Description of the task >> Across the entries below, how many lines contain the string "tego"? Give only the count.

Dataset records:

::::::::::

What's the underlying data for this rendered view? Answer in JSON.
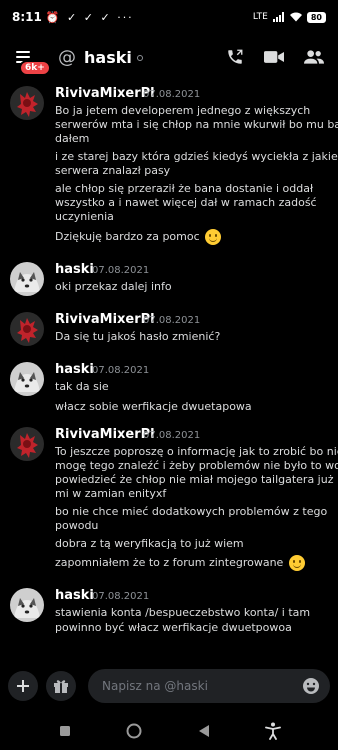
{
  "status_bar": {
    "time": "8:11",
    "notif_icons": "⏰ ✓ ✓ ✓ ···",
    "network": "LTE",
    "battery": "80"
  },
  "header": {
    "unread_badge": "6k+",
    "at_symbol": "@",
    "channel_name": "haski",
    "icons": [
      "menu-icon",
      "phone-icon",
      "video-icon",
      "people-icon"
    ]
  },
  "messages": [
    {
      "author": "RivivaMixerPl",
      "date": "07.08.2021",
      "lines": [
        "Bo ja jetem developerem jednego z większych",
        "serwerów mta i się chłop na mnie wkurwił bo mu bana",
        "dałem",
        "i ze starej bazy która gdzieś kiedyś wyciekła z jakiegoś",
        "serwera znalazł pasy",
        "ale chłop się przeraził że bana dostanie i oddał",
        "wszystko a i nawet więcej dał w ramach zadość",
        "uczynienia",
        "Dziękuję bardzo za pomoc"
      ]
    },
    {
      "author": "haski",
      "date": "07.08.2021",
      "lines": [
        "oki przekaz dalej info"
      ]
    },
    {
      "author": "RivivaMixerPl",
      "date": "07.08.2021",
      "lines": [
        "Da się tu jakoś hasło zmienić?"
      ]
    },
    {
      "author": "haski",
      "date": "07.08.2021",
      "lines": [
        "tak da sie",
        "włacz sobie werfikacje dwuetapowa"
      ]
    },
    {
      "author": "RivivaMixerPl",
      "date": "07.08.2021",
      "lines": [
        "To jeszcze poproszę o informację jak to zrobić bo nie",
        "mogę tego znaleźć i żeby problemów nie było to wolę",
        "powiedzieć że chłop nie miał mojego tailgatera już i dał",
        "mi w zamian enityxf",
        "bo nie chce mieć dodatkowych problemów z tego",
        "powodu",
        "dobra z tą weryfikacją to już wiem",
        "zapomniałem że to z forum zintegrowane"
      ]
    },
    {
      "author": "haski",
      "date": "07.08.2021",
      "lines": [
        "stawienia konta /bespueczebstwo konta/ i tam",
        "powinno być włacz werfikacje dwuetpowoa"
      ]
    }
  ],
  "composer": {
    "placeholder": "Napisz na @haski",
    "icons": [
      "plus-icon",
      "gift-icon",
      "emoji-icon"
    ]
  },
  "nav_bar": {
    "icons": [
      "recents-square-icon",
      "home-circle-icon",
      "back-triangle-icon",
      "accessibility-icon"
    ]
  }
}
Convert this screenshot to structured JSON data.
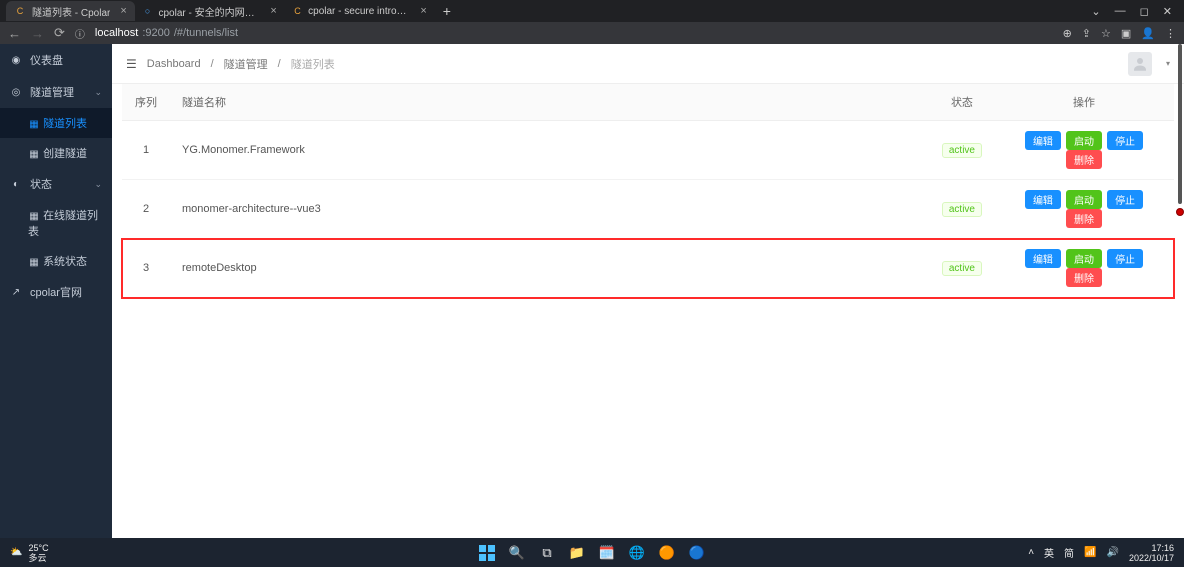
{
  "browser": {
    "tabs": [
      {
        "title": "隧道列表 - Cpolar",
        "favicon": "C",
        "fav_color": "#e8a23c",
        "active": true
      },
      {
        "title": "cpolar - 安全的内网穿透工具",
        "favicon": "○",
        "fav_color": "#4aa8ff",
        "active": false
      },
      {
        "title": "cpolar - secure introspectable",
        "favicon": "C",
        "fav_color": "#e8a23c",
        "active": false
      }
    ],
    "url_host": "localhost",
    "url_port": ":9200",
    "url_path": "/#/tunnels/list"
  },
  "sidebar": {
    "items": [
      {
        "icon": "dashboard",
        "label": "仪表盘"
      },
      {
        "icon": "manage",
        "label": "隧道管理",
        "expandable": true
      },
      {
        "sub": true,
        "label": "隧道列表",
        "active": true
      },
      {
        "sub": true,
        "label": "创建隧道"
      },
      {
        "icon": "status",
        "label": "状态",
        "expandable": true
      },
      {
        "sub": true,
        "label": "在线隧道列表"
      },
      {
        "sub": true,
        "label": "系统状态"
      },
      {
        "icon": "link",
        "label": "cpolar官网"
      }
    ]
  },
  "breadcrumb": {
    "a": "Dashboard",
    "b": "隧道管理",
    "c": "隧道列表"
  },
  "table": {
    "headers": {
      "seq": "序列",
      "name": "隧道名称",
      "status": "状态",
      "ops": "操作"
    },
    "status_label": "active",
    "btns": {
      "edit": "编辑",
      "start": "启动",
      "stop": "停止",
      "del": "删除"
    },
    "rows": [
      {
        "seq": "1",
        "name": "YG.Monomer.Framework"
      },
      {
        "seq": "2",
        "name": "monomer-architecture--vue3"
      },
      {
        "seq": "3",
        "name": "remoteDesktop",
        "highlight": true
      }
    ]
  },
  "taskbar": {
    "temp": "25°C",
    "cond": "多云",
    "ime": "英",
    "ime2": "简",
    "time": "17:16",
    "date": "2022/10/17"
  }
}
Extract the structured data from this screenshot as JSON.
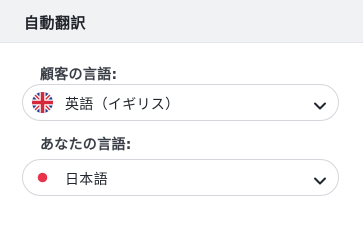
{
  "panel": {
    "title": "自動翻訳"
  },
  "customer_language": {
    "label": "顧客の言語:",
    "selected": "英語（イギリス）",
    "flag_icon": "uk-flag-icon"
  },
  "your_language": {
    "label": "あなたの言語:",
    "selected": "日本語",
    "flag_icon": "japan-flag-icon"
  },
  "colors": {
    "header_bg": "#f1f2f4",
    "border": "#d3d6db",
    "japan_red": "#e8334a",
    "uk_blue": "#1f3a8f",
    "uk_red": "#d6283b"
  }
}
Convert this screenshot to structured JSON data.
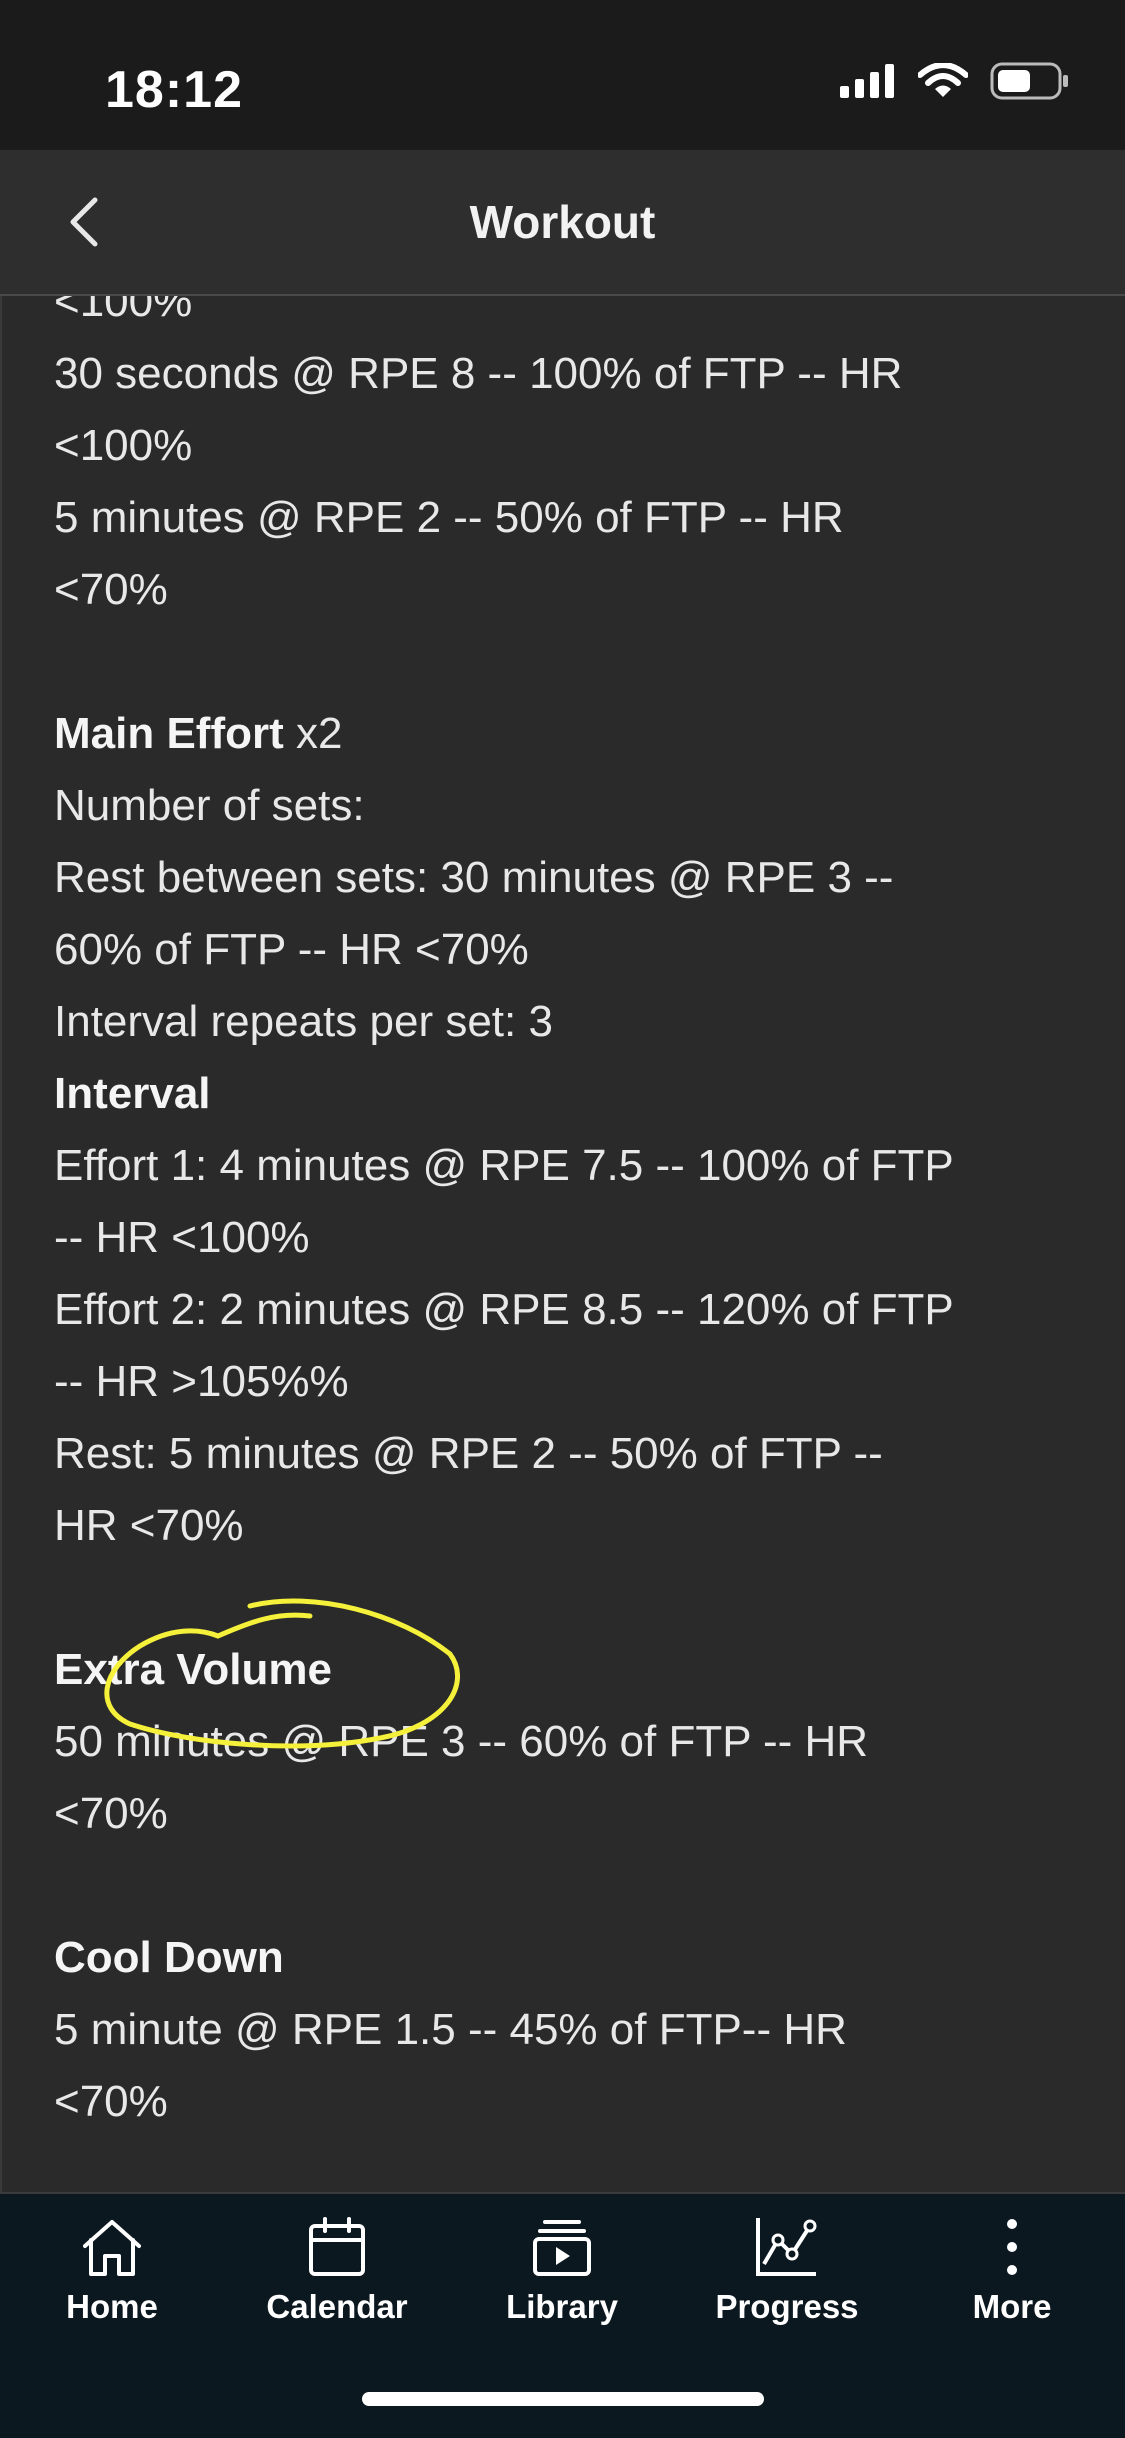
{
  "status_bar": {
    "time": "18:12"
  },
  "header": {
    "title": "Workout"
  },
  "workout": {
    "cutoff_line": "<100%",
    "warmup_lines": [
      "30 seconds @ RPE 8 -- 100% of FTP -- HR",
      "<100%",
      "5 minutes @ RPE 2 -- 50% of FTP -- HR",
      "<70%"
    ],
    "main_effort": {
      "title": "Main Effort",
      "multiplier": "x2",
      "number_of_sets": "Number of sets:",
      "rest_between_sets": [
        "Rest between sets: 30 minutes @ RPE 3 --",
        "60% of FTP -- HR <70%"
      ],
      "interval_repeats": "Interval repeats per set: 3",
      "interval_title": "Interval",
      "effort1": [
        "Effort 1: 4 minutes @ RPE 7.5 -- 100% of FTP",
        "-- HR <100%"
      ],
      "effort2": [
        "Effort 2: 2 minutes @ RPE 8.5 -- 120% of FTP",
        "-- HR >105%%"
      ],
      "rest": [
        "Rest: 5 minutes @ RPE 2 -- 50% of FTP --",
        "HR <70%"
      ]
    },
    "extra_volume": {
      "title": "Extra Volume",
      "lines": [
        "50 minutes @ RPE 3 -- 60% of FTP -- HR",
        "<70%"
      ]
    },
    "cool_down": {
      "title": "Cool Down",
      "lines": [
        "5 minute @ RPE 1.5 -- 45% of FTP-- HR",
        "<70%"
      ]
    }
  },
  "tabs": [
    {
      "label": "Home",
      "icon": "home-icon"
    },
    {
      "label": "Calendar",
      "icon": "calendar-icon"
    },
    {
      "label": "Library",
      "icon": "library-icon"
    },
    {
      "label": "Progress",
      "icon": "progress-icon"
    },
    {
      "label": "More",
      "icon": "more-icon"
    }
  ],
  "colors": {
    "background": "#2a2a2a",
    "status_bar": "#1b1b1b",
    "nav_bar": "#2e2e2e",
    "tab_bar": "#0c1820",
    "annotation": "#f5f03a",
    "text": "#e8e8e8"
  }
}
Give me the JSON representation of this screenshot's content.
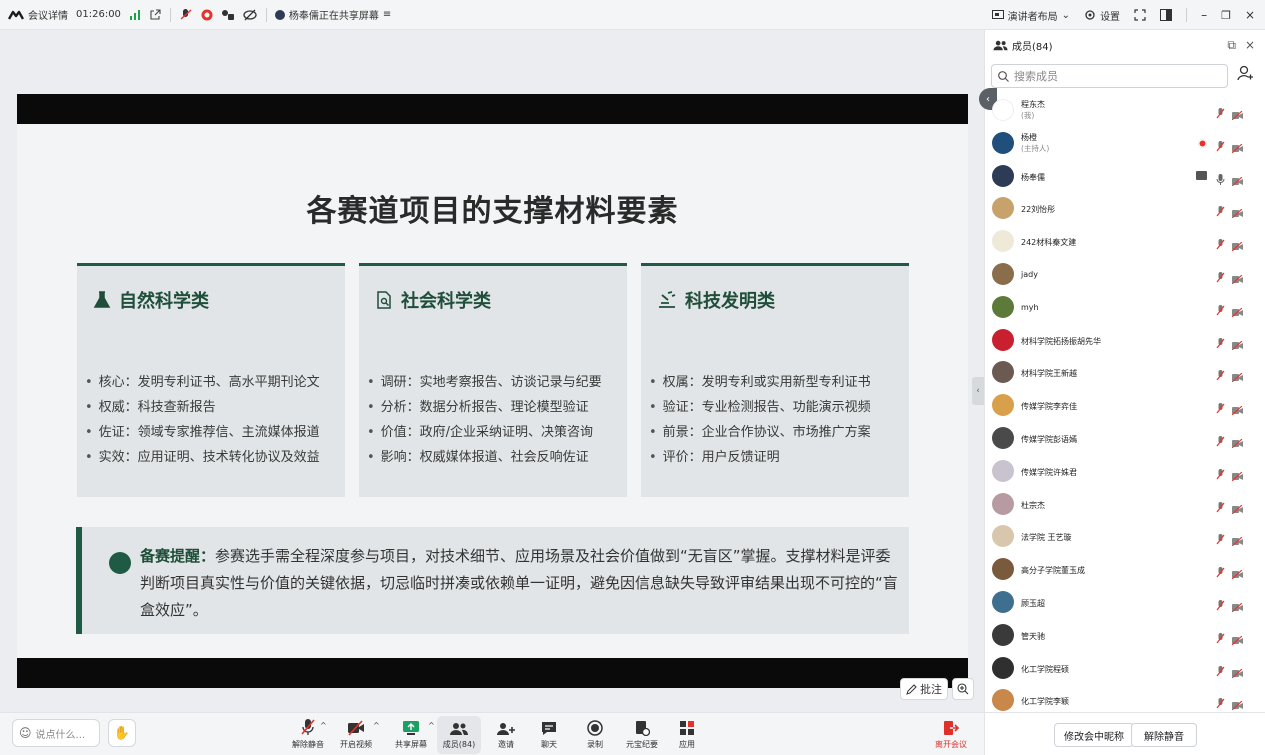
{
  "topbar": {
    "meeting_details": "会议详情",
    "duration": "01:26:00",
    "sharing_status": "杨奉儒正在共享屏幕",
    "layout_label": "演讲者布局",
    "settings_label": "设置"
  },
  "slide": {
    "title": "各赛道项目的支撑材料要素",
    "cards": [
      {
        "heading": "自然科学类",
        "items": [
          "核心：发明专利证书、高水平期刊论文",
          "权威：科技查新报告",
          "佐证：领域专家推荐信、主流媒体报道",
          "实效：应用证明、技术转化协议及效益"
        ]
      },
      {
        "heading": "社会科学类",
        "items": [
          "调研：实地考察报告、访谈记录与纪要",
          "分析：数据分析报告、理论模型验证",
          "价值：政府/企业采纳证明、决策咨询",
          "影响：权威媒体报道、社会反响佐证"
        ]
      },
      {
        "heading": "科技发明类",
        "items": [
          "权属：发明专利或实用新型专利证书",
          "验证：专业检测报告、功能演示视频",
          "前景：企业合作协议、市场推广方案",
          "评价：用户反馈证明"
        ]
      }
    ],
    "tip_label": "备赛提醒：",
    "tip_text": "参赛选手需全程深度参与项目，对技术细节、应用场景及社会价值做到“无盲区”掌握。支撑材料是评委判断项目真实性与价值的关键依据，切忌临时拼凑或依赖单一证明，避免因信息缺失导致评审结果出现不可控的“盲盒效应”。"
  },
  "annotate_label": "批注",
  "bottombar": {
    "say_placeholder": "说点什么...",
    "tools": {
      "unmute": "解除静音",
      "video": "开启视频",
      "share": "共享屏幕",
      "members": "成员(84)",
      "invite": "邀请",
      "chat": "聊天",
      "record": "录制",
      "summary": "元宝纪要",
      "apps": "应用"
    },
    "leave": "离开会议"
  },
  "panel": {
    "title": "成员(84)",
    "search_placeholder": "搜索成员",
    "members": [
      {
        "name": "程东杰",
        "role": "(我)",
        "color": "#ffffff"
      },
      {
        "name": "杨橙",
        "role": "(主持人)",
        "color": "#1f4f7a"
      },
      {
        "name": "杨奉儒",
        "role": "",
        "color": "#2d3b55"
      },
      {
        "name": "22刘怡彤",
        "role": "",
        "color": "#c7a36b"
      },
      {
        "name": "242材科秦文建",
        "role": "",
        "color": "#efe9d8"
      },
      {
        "name": "jady",
        "role": "",
        "color": "#8a6d4a"
      },
      {
        "name": "myh",
        "role": "",
        "color": "#5d7a3b"
      },
      {
        "name": "材科学院拓扬振胡先华",
        "role": "",
        "color": "#c8202f"
      },
      {
        "name": "材科学院王新越",
        "role": "",
        "color": "#6b5a52"
      },
      {
        "name": "传媒学院李弈佳",
        "role": "",
        "color": "#d9a04b"
      },
      {
        "name": "传媒学院彭语嫣",
        "role": "",
        "color": "#4a4a4a"
      },
      {
        "name": "传媒学院许姝君",
        "role": "",
        "color": "#c9c3cf"
      },
      {
        "name": "杜宗杰",
        "role": "",
        "color": "#b89aa2"
      },
      {
        "name": "法学院 王艺璇",
        "role": "",
        "color": "#d8c7ad"
      },
      {
        "name": "高分子学院董玉成",
        "role": "",
        "color": "#7a5a3c"
      },
      {
        "name": "顾玉超",
        "role": "",
        "color": "#3e6f8f"
      },
      {
        "name": "管天驰",
        "role": "",
        "color": "#3a3a3a"
      },
      {
        "name": "化工学院程硕",
        "role": "",
        "color": "#2f2f2f"
      },
      {
        "name": "化工学院李颖",
        "role": "",
        "color": "#c9874a"
      }
    ],
    "rename_button": "修改会中昵称",
    "unmute_all": "解除静音"
  },
  "colors": {
    "accent_green": "#1f5a44",
    "leave_red": "#e0302a",
    "record_red": "#e8312a"
  }
}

::::::::::

Solution >> 2